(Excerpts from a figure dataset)
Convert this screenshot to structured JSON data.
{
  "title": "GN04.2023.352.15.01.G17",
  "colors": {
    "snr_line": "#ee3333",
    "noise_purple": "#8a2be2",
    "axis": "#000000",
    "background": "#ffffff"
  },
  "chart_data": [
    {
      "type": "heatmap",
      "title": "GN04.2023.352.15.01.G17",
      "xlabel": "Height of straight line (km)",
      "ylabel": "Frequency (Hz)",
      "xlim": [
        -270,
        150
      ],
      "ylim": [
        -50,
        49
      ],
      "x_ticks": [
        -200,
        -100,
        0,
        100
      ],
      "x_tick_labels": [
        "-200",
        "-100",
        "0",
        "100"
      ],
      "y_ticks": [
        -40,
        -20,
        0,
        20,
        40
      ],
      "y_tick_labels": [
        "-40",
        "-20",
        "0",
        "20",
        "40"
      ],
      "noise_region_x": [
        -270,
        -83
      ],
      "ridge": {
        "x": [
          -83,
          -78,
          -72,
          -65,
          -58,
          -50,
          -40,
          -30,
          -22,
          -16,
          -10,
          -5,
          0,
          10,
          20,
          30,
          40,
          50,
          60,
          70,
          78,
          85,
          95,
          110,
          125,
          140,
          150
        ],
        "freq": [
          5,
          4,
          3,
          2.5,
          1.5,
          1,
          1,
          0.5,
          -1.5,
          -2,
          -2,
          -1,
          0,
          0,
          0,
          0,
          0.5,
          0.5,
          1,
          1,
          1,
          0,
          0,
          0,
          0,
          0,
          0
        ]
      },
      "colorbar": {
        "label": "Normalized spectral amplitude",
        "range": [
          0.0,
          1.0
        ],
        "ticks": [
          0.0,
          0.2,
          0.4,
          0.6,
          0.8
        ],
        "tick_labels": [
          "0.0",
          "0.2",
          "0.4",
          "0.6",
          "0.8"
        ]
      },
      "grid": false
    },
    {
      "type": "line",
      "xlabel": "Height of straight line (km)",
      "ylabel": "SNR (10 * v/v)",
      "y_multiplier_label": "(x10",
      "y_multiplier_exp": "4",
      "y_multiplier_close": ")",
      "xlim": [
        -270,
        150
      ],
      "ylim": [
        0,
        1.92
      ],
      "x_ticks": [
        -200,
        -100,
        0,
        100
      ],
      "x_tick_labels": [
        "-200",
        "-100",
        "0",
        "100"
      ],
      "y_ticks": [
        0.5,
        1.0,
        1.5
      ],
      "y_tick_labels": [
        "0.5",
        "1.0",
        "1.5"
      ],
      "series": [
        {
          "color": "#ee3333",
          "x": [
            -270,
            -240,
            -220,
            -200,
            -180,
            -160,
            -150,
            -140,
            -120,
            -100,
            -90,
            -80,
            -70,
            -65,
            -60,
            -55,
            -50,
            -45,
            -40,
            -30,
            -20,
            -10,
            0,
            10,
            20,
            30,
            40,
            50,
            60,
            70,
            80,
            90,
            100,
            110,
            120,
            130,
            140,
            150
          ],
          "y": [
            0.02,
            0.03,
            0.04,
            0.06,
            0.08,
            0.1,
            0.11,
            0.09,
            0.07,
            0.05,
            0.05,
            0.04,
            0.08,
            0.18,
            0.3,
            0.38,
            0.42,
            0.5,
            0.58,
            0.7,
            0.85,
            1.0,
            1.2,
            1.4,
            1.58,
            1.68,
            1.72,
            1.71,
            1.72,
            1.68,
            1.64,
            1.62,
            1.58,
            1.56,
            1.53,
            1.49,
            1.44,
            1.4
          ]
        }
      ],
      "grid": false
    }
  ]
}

- [Written task]
Scan the data above; copy every line where "ylabel" appears.

- [Response to this exercise]
      "ylabel": "Frequency (Hz)",
      "ylabel": "SNR (10 * v/v)",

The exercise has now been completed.